— start of The records —

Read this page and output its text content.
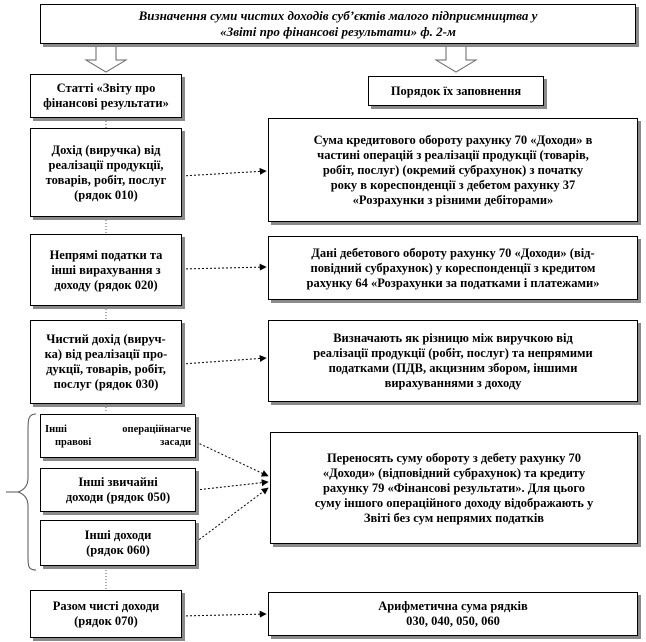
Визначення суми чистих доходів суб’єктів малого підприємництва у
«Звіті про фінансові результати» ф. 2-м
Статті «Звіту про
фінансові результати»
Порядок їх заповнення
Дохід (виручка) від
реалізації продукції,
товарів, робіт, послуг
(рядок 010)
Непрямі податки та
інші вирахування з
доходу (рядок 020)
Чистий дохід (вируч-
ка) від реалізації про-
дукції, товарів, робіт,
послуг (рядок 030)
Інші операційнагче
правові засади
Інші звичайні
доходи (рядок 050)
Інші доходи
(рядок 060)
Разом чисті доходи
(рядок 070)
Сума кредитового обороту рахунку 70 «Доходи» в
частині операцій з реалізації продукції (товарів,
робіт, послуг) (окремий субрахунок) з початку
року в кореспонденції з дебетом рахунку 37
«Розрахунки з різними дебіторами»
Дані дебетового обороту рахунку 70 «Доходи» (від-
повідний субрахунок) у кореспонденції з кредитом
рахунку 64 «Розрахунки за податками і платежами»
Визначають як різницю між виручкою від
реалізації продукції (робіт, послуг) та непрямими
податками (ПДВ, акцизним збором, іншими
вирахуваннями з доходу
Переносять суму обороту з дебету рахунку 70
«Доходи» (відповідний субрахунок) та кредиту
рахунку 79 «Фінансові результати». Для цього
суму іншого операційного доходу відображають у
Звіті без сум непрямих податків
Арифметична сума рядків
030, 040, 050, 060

— end of The records —

-- Instructions for the task --
From the listing, extract all text exactly as given and drop any picture.

-- Response for this exercise --
Read this page and output its text content.
Визначення суми чистих доходів суб’єктів малого підприємництва у
«Звіті про фінансові результати» ф. 2-м
Статті «Звіту про
фінансові результати»
Порядок їх заповнення
Дохід (виручка) від
реалізації продукції,
товарів, робіт, послуг
(рядок 010)
Непрямі податки та
інші вирахування з
доходу (рядок 020)
Чистий дохід (вируч-
ка) від реалізації про-
дукції, товарів, робіт,
послуг (рядок 030)
Інші операційнагче
правові засади
Інші звичайні
доходи (рядок 050)
Інші доходи
(рядок 060)
Разом чисті доходи
(рядок 070)
Сума кредитового обороту рахунку 70 «Доходи» в
частині операцій з реалізації продукції (товарів,
робіт, послуг) (окремий субрахунок) з початку
року в кореспонденції з дебетом рахунку 37
«Розрахунки з різними дебіторами»
Дані дебетового обороту рахунку 70 «Доходи» (від-
повідний субрахунок) у кореспонденції з кредитом
рахунку 64 «Розрахунки за податками і платежами»
Визначають як різницю між виручкою від
реалізації продукції (робіт, послуг) та непрямими
податками (ПДВ, акцизним збором, іншими
вирахуваннями з доходу
Переносять суму обороту з дебету рахунку 70
«Доходи» (відповідний субрахунок) та кредиту
рахунку 79 «Фінансові результати». Для цього
суму іншого операційного доходу відображають у
Звіті без сум непрямих податків
Арифметична сума рядків
030, 040, 050, 060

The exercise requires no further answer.